» EXTRAIT DU DOCUMENT
+++++

En 2001, les États-Unis ont institué le Fonds des ambassadeurs pour la préservation du patrimoine culturel* (AFCP), qui a pour vocation de protéger et de préserver non seulement les bâtiments historiques, les objets et les sites archéologiques, mais également les langues, rituels et coutumes des peuples du monde entier.
Trois projets réalisés ces dernières années avec l’aide de l’AFCP montrent comment les États-Unis aident les communautés autochtones à préserver leurs traditions.
Chine : sauver le patrimoine culturel immatériel des Qiang
Le peuple qiang est l’une des minorités ethniques les plus anciennes de Chine, dont on trouve déjà la trace dans des écrits datant de 2 300 ans. Polythéiste, il vénère entre autres les dieux du ciel, du soleil, du feu, des montagnes, des rivières et des arbres. La culture qiang est centrée autour de rituels conduits par un shibi – un chaman, ou prêtre-sorcier.
Le tremblement de terre de 2008 au Sichuan a coûté la vie à plus de 30 000 Quiang. Aujourd’hui, le tiers des survivants de cette population vivent dans les villes et ne parlent plus leur langue maternelle. Les autres vivent dans des villages dont les traditions sont menacées par la modernisation, si rapide en Chine.

+++++

» EXTRAITS DES ITEMS
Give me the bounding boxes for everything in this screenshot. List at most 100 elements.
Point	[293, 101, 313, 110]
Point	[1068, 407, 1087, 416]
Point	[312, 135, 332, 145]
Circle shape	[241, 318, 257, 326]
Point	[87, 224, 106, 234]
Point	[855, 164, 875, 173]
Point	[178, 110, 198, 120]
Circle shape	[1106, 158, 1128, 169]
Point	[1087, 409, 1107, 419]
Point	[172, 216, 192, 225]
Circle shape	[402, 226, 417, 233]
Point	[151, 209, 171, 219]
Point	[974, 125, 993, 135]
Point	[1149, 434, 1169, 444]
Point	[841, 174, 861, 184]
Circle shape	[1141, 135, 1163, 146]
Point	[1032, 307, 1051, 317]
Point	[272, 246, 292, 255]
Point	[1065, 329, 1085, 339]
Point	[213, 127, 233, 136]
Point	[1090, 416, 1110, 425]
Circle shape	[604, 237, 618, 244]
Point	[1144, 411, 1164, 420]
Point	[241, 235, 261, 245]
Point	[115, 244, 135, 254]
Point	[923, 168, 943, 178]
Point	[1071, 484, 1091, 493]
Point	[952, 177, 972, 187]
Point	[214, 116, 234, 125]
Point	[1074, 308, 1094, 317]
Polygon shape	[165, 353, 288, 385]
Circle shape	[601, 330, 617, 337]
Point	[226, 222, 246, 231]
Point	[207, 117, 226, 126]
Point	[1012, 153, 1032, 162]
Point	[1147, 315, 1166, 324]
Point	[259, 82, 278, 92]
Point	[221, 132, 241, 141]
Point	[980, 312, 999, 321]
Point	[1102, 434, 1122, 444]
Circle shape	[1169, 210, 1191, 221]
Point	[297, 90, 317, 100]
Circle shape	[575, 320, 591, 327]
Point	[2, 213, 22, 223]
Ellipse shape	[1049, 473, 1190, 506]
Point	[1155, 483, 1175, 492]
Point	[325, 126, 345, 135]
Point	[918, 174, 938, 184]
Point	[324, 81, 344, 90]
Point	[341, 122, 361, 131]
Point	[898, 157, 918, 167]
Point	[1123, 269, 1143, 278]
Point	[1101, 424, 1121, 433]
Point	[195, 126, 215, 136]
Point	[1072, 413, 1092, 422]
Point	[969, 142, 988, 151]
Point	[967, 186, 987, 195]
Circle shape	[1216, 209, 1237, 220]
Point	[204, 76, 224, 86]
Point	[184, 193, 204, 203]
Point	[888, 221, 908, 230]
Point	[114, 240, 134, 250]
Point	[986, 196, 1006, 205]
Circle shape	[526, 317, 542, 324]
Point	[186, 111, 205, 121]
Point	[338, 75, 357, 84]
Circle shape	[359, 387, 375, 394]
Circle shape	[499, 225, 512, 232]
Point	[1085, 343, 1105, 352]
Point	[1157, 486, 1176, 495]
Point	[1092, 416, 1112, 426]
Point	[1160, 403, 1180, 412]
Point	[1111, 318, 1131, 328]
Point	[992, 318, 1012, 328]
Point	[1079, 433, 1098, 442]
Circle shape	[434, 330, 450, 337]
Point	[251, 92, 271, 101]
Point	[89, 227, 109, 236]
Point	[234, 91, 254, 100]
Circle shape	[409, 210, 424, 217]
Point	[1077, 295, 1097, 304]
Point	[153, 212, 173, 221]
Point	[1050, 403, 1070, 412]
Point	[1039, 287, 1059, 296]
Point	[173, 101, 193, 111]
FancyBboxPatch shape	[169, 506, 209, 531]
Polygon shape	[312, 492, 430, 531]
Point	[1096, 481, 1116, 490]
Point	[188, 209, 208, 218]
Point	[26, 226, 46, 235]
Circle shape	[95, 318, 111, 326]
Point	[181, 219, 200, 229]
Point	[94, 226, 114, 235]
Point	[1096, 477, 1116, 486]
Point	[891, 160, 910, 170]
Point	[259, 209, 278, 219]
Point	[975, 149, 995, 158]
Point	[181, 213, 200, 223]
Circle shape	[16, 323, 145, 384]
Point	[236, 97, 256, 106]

+++++

» CONSIGNE
Écrivez la suite du texte sur l'aide de l'AFCP aux traditions autochtones, à partir de sa dernière phrase.

» RÉPONSE
A’er, un village de montage isolé, abrite 500 Qiang. Fortement endommagé par le séisme de 2008, son temple et le stûpa (monument marquant un lieu sacré) ont été détruits. Les habitants étaient résolus à restaurer ces structures, qui jouent un rôle essentiel dans les cérémonies du village, mais ils ne disposaient pas de fonds suffisants pour acheter les outils et matériaux nécessaires.
C’est alors qu’est intervenue l’ambassade des États-Unis à Beijing*. En 2009, elle a remis au Centre de protection de l’héritage culturel de Beijing* la somme de 32 000 dollars, prélevée sur le budget de l’AFCP, pour financer les travaux de restauration.
Les Qiang n’ont pas de langue écrite, mais le projet leur a permis de documenter leur langue et leur héritage au moyen d’enregistrements audio, vidéo et de textes (en mandarin). On a ainsi pu préserver une culture vivante qui n’avait été transmise que par le biais de la tradition orale.
Laos : explorer la splendeur et le sacrifice du taoïsme
Les Yaos*, composés de deux groupes, les peuples Iu Mien et Kim Di Mun (ou Kim Mun), qui pratiquent une forme de taoïsme, sont une des minorités ethniques les plus importantes du Laos, majoritairement bouddhiste.
Leur mode de vie traditionnel s’est transformé au cours de la décennie passée en raison des relocalisations, et de nouveaux modes de subsistance ont remplacé l’agriculture.
Ces bouleversements ont entraîné des difficultés pour certaines familles et les ont contraintes à vendre des artéfacts culturels. La perte de ces objets s’accompagne de l’abandon des rituels qui reposent sur leur utilisation. Il devient alors impossible de transmettre aux générations à venir les connaissnces et les rites qui y sont associés.
Qui plus est, la plupart des Yaos qui connaissent les traditions culturelles indigènes sont âgés. Les experts craignent qu’elles ne disparaissent quand les générations plus âgées se seront éteintes. Grâce à l’aide de l’AFCP, il subsiste toutefois un espoir de survie de la culture yao.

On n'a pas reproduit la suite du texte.